(Stored items from a collection)
-- -- --

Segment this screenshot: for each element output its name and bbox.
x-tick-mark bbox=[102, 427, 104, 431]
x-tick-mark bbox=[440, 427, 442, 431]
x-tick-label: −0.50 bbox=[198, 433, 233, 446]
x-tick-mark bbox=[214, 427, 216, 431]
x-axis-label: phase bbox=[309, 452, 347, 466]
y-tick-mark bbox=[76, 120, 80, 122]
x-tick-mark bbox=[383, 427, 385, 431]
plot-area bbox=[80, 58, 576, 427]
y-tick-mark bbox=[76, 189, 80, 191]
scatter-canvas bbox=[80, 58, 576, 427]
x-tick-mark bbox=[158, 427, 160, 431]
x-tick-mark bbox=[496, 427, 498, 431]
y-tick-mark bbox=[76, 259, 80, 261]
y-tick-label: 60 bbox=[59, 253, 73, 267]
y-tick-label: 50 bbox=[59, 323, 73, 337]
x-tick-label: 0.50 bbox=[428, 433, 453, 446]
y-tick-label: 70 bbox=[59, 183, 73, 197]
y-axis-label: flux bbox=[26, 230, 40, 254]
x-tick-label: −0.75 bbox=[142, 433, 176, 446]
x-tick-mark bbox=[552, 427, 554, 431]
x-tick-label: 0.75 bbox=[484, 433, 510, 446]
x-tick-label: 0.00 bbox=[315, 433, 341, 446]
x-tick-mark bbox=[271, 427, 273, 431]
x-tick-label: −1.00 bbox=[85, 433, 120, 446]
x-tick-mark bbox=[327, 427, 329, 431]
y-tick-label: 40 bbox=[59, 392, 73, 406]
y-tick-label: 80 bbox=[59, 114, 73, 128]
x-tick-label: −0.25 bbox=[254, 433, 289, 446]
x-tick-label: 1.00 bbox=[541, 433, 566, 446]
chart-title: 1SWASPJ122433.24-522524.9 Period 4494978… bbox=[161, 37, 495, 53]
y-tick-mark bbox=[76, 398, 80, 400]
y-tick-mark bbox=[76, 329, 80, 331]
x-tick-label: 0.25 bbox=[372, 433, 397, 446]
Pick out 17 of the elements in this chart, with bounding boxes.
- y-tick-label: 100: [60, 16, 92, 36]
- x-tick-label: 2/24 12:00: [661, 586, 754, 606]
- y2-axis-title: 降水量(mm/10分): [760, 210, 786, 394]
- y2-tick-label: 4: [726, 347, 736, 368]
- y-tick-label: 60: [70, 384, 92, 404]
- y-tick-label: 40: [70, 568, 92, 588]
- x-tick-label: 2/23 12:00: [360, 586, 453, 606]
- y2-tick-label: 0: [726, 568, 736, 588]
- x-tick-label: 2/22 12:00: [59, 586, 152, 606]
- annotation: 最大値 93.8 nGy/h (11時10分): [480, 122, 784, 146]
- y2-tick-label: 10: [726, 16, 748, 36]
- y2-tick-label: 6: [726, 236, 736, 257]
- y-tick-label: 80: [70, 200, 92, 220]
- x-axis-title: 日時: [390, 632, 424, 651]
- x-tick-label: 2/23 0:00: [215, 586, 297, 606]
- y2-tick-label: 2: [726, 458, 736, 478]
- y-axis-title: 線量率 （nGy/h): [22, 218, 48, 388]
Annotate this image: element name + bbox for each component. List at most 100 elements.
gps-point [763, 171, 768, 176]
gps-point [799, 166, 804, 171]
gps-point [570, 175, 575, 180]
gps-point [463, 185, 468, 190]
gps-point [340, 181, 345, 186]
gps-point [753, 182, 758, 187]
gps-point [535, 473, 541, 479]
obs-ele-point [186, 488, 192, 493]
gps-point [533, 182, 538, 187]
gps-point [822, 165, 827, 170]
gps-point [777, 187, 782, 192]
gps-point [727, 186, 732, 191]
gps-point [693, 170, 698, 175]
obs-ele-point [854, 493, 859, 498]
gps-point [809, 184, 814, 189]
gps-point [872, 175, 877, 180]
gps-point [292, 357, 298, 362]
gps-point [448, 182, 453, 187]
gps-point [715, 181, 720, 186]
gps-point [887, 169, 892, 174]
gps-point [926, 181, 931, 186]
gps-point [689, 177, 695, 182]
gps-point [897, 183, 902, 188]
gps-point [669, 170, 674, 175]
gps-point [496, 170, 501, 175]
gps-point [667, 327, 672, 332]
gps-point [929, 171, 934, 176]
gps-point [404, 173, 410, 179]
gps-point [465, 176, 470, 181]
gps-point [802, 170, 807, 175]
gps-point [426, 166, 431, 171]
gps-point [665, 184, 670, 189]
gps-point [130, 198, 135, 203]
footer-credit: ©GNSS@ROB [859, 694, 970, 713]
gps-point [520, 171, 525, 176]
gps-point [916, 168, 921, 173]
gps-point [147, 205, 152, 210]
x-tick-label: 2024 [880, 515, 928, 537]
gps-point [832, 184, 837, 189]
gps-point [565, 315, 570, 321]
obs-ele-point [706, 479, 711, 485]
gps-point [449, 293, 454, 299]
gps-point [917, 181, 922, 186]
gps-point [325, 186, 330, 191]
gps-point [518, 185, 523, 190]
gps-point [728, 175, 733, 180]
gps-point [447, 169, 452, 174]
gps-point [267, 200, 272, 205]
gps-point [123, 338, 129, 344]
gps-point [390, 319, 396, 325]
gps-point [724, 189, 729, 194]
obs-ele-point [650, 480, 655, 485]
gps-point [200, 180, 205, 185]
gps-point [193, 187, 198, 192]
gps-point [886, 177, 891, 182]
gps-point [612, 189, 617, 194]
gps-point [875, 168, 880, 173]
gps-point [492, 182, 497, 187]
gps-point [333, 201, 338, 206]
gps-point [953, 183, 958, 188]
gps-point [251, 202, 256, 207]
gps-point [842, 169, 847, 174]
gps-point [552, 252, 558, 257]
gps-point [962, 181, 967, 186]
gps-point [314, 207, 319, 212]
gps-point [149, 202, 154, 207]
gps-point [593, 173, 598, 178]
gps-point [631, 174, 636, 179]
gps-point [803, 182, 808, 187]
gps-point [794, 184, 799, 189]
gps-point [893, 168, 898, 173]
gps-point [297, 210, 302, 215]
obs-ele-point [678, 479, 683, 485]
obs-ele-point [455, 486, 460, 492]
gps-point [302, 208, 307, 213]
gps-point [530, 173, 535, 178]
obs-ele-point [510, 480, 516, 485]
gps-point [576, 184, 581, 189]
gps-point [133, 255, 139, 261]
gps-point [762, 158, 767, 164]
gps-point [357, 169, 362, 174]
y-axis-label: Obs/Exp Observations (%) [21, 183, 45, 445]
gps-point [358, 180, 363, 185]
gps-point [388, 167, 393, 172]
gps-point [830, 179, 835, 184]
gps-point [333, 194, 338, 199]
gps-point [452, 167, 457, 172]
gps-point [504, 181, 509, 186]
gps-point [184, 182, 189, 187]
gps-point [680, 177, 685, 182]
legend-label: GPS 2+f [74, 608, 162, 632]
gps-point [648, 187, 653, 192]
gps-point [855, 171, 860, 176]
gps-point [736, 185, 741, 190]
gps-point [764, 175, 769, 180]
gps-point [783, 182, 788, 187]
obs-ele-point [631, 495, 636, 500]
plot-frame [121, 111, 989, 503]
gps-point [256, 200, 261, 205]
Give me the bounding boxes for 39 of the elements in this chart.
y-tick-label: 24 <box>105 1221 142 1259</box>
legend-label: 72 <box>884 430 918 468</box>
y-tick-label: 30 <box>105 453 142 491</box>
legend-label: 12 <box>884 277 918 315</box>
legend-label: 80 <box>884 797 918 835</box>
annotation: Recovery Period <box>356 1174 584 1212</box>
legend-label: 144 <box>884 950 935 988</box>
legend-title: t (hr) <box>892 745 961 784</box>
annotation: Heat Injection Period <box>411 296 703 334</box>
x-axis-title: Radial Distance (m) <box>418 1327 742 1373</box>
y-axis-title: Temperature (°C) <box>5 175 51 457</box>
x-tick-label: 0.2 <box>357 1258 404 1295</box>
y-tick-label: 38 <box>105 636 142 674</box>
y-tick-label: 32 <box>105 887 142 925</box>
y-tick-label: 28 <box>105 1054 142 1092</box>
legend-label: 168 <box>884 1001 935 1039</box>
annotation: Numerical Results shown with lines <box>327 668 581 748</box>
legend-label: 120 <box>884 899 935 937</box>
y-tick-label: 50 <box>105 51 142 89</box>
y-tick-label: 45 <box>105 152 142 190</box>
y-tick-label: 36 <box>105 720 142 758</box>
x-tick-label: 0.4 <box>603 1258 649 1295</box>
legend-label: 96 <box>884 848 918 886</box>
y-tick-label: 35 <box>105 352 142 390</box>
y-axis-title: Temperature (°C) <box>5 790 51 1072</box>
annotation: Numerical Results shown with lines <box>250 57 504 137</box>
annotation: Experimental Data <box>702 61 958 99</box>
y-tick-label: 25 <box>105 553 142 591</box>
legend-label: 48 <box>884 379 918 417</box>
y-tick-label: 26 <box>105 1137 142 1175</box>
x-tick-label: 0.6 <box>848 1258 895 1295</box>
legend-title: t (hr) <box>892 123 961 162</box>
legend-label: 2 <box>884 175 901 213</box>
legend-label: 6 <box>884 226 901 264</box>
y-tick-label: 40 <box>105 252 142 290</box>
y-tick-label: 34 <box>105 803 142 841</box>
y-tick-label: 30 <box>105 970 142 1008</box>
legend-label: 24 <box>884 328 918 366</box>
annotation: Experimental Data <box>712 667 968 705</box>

-- -- --

Challenge:
Please repeat word for word everything from the first of the rows down to the line containing "y-tick-mark bbox=[76, 329, 80, 331]", including that line.

Response:
Segment this screenshot: for each element output its name and bbox.
x-tick-mark bbox=[102, 427, 104, 431]
x-tick-mark bbox=[440, 427, 442, 431]
x-tick-label: −0.50 bbox=[198, 433, 233, 446]
x-tick-mark bbox=[214, 427, 216, 431]
x-axis-label: phase bbox=[309, 452, 347, 466]
y-tick-mark bbox=[76, 120, 80, 122]
x-tick-mark bbox=[383, 427, 385, 431]
plot-area bbox=[80, 58, 576, 427]
y-tick-mark bbox=[76, 189, 80, 191]
scatter-canvas bbox=[80, 58, 576, 427]
x-tick-mark bbox=[158, 427, 160, 431]
x-tick-mark bbox=[496, 427, 498, 431]
y-tick-mark bbox=[76, 259, 80, 261]
y-tick-label: 60 bbox=[59, 253, 73, 267]
y-tick-label: 50 bbox=[59, 323, 73, 337]
x-tick-label: 0.50 bbox=[428, 433, 453, 446]
y-tick-label: 70 bbox=[59, 183, 73, 197]
y-axis-label: flux bbox=[26, 230, 40, 254]
x-tick-label: −0.75 bbox=[142, 433, 176, 446]
x-tick-mark bbox=[552, 427, 554, 431]
x-tick-label: 0.75 bbox=[484, 433, 510, 446]
x-tick-label: 0.00 bbox=[315, 433, 341, 446]
x-tick-mark bbox=[271, 427, 273, 431]
x-tick-label: −1.00 bbox=[85, 433, 120, 446]
x-tick-mark bbox=[327, 427, 329, 431]
y-tick-label: 40 bbox=[59, 392, 73, 406]
y-tick-label: 80 bbox=[59, 114, 73, 128]
x-tick-label: −0.25 bbox=[254, 433, 289, 446]
x-tick-label: 1.00 bbox=[541, 433, 566, 446]
chart-title: 1SWASPJ122433.24-522524.9 Period 4494978… bbox=[161, 37, 495, 53]
y-tick-mark bbox=[76, 398, 80, 400]
y-tick-mark bbox=[76, 329, 80, 331]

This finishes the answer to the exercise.